Retype the complete listing exactly as it appears.

[Items from a dataset]
**********

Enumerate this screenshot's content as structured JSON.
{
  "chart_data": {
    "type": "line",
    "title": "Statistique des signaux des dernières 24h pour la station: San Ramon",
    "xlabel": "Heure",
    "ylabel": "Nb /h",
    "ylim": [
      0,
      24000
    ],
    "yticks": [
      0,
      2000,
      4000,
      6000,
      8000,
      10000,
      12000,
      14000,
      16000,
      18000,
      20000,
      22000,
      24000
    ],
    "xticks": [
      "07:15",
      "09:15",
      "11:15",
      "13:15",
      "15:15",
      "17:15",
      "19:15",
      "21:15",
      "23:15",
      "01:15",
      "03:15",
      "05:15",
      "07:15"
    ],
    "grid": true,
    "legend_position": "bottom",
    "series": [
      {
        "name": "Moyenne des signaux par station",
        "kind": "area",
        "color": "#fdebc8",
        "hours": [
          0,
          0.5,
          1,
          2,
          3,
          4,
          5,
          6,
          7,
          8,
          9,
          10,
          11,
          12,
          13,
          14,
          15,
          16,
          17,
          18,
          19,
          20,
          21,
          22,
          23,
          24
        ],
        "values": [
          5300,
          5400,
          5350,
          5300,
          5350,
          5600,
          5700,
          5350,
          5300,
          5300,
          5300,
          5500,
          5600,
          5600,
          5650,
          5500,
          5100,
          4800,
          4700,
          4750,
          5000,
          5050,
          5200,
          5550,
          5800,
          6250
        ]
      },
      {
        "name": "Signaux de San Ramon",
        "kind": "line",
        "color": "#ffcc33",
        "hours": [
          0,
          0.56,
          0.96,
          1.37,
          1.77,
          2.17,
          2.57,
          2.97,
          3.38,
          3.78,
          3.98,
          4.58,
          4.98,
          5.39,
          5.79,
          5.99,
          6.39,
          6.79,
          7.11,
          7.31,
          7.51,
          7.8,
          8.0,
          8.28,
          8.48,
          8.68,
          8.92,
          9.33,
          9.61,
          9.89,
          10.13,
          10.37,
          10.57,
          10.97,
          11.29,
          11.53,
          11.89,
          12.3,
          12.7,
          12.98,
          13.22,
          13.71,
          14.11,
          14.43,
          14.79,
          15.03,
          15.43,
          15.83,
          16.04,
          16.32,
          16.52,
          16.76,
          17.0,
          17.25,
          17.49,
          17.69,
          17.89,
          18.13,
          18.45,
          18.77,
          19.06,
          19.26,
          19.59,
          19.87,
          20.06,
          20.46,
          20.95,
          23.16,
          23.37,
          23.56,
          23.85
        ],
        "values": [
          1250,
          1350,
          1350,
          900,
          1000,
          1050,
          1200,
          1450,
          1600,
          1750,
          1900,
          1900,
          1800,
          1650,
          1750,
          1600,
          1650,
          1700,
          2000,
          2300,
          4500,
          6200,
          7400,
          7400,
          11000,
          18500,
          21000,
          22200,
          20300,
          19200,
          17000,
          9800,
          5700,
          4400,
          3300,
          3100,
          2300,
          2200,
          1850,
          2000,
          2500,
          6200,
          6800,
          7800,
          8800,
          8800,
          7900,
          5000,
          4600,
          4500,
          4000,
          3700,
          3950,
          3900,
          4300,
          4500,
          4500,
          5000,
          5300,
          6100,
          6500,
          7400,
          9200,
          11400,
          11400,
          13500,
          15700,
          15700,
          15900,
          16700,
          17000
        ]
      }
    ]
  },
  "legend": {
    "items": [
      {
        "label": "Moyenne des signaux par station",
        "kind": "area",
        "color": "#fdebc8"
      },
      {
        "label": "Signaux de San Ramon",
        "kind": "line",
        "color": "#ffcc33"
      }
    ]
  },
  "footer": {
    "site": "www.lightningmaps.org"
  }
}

**********

- [Expected answer]:
Enumerate this screenshot's content as structured JSON.
{
  "chart_data": {
    "type": "line",
    "title": "Statistique des signaux des dernières 24h pour la station: San Ramon",
    "xlabel": "Heure",
    "ylabel": "Nb /h",
    "ylim": [
      0,
      24000
    ],
    "yticks": [
      0,
      2000,
      4000,
      6000,
      8000,
      10000,
      12000,
      14000,
      16000,
      18000,
      20000,
      22000,
      24000
    ],
    "xticks": [
      "07:15",
      "09:15",
      "11:15",
      "13:15",
      "15:15",
      "17:15",
      "19:15",
      "21:15",
      "23:15",
      "01:15",
      "03:15",
      "05:15",
      "07:15"
    ],
    "grid": true,
    "legend_position": "bottom",
    "series": [
      {
        "name": "Moyenne des signaux par station",
        "kind": "area",
        "color": "#fdebc8",
        "hours": [
          0,
          0.5,
          1,
          2,
          3,
          4,
          5,
          6,
          7,
          8,
          9,
          10,
          11,
          12,
          13,
          14,
          15,
          16,
          17,
          18,
          19,
          20,
          21,
          22,
          23,
          24
        ],
        "values": [
          5300,
          5400,
          5350,
          5300,
          5350,
          5600,
          5700,
          5350,
          5300,
          5300,
          5300,
          5500,
          5600,
          5600,
          5650,
          5500,
          5100,
          4800,
          4700,
          4750,
          5000,
          5050,
          5200,
          5550,
          5800,
          6250
        ]
      },
      {
        "name": "Signaux de San Ramon",
        "kind": "line",
        "color": "#ffcc33",
        "hours": [
          0,
          0.56,
          0.96,
          1.37,
          1.77,
          2.17,
          2.57,
          2.97,
          3.38,
          3.78,
          3.98,
          4.58,
          4.98,
          5.39,
          5.79,
          5.99,
          6.39,
          6.79,
          7.11,
          7.31,
          7.51,
          7.8,
          8.0,
          8.28,
          8.48,
          8.68,
          8.92,
          9.33,
          9.61,
          9.89,
          10.13,
          10.37,
          10.57,
          10.97,
          11.29,
          11.53,
          11.89,
          12.3,
          12.7,
          12.98,
          13.22,
          13.71,
          14.11,
          14.43,
          14.79,
          15.03,
          15.43,
          15.83,
          16.04,
          16.32,
          16.52,
          16.76,
          17.0,
          17.25,
          17.49,
          17.69,
          17.89,
          18.13,
          18.45,
          18.77,
          19.06,
          19.26,
          19.59,
          19.87,
          20.06,
          20.46,
          20.95,
          23.16,
          23.37,
          23.56,
          23.85
        ],
        "values": [
          1250,
          1350,
          1350,
          900,
          1000,
          1050,
          1200,
          1450,
          1600,
          1750,
          1900,
          1900,
          1800,
          1650,
          1750,
          1600,
          1650,
          1700,
          2000,
          2300,
          4500,
          6200,
          7400,
          7400,
          11000,
          18500,
          21000,
          22200,
          20300,
          19200,
          17000,
          9800,
          5700,
          4400,
          3300,
          3100,
          2300,
          2200,
          1850,
          2000,
          2500,
          6200,
          6800,
          7800,
          8800,
          8800,
          7900,
          5000,
          4600,
          4500,
          4000,
          3700,
          3950,
          3900,
          4300,
          4500,
          4500,
          5000,
          5300,
          6100,
          6500,
          7400,
          9200,
          11400,
          11400,
          13500,
          15700,
          15700,
          15900,
          16700,
          17000
        ]
      }
    ]
  },
  "legend": {
    "items": [
      {
        "label": "Moyenne des signaux par station",
        "kind": "area",
        "color": "#fdebc8"
      },
      {
        "label": "Signaux de San Ramon",
        "kind": "line",
        "color": "#ffcc33"
      }
    ]
  },
  "footer": {
    "site": "www.lightningmaps.org"
  }
}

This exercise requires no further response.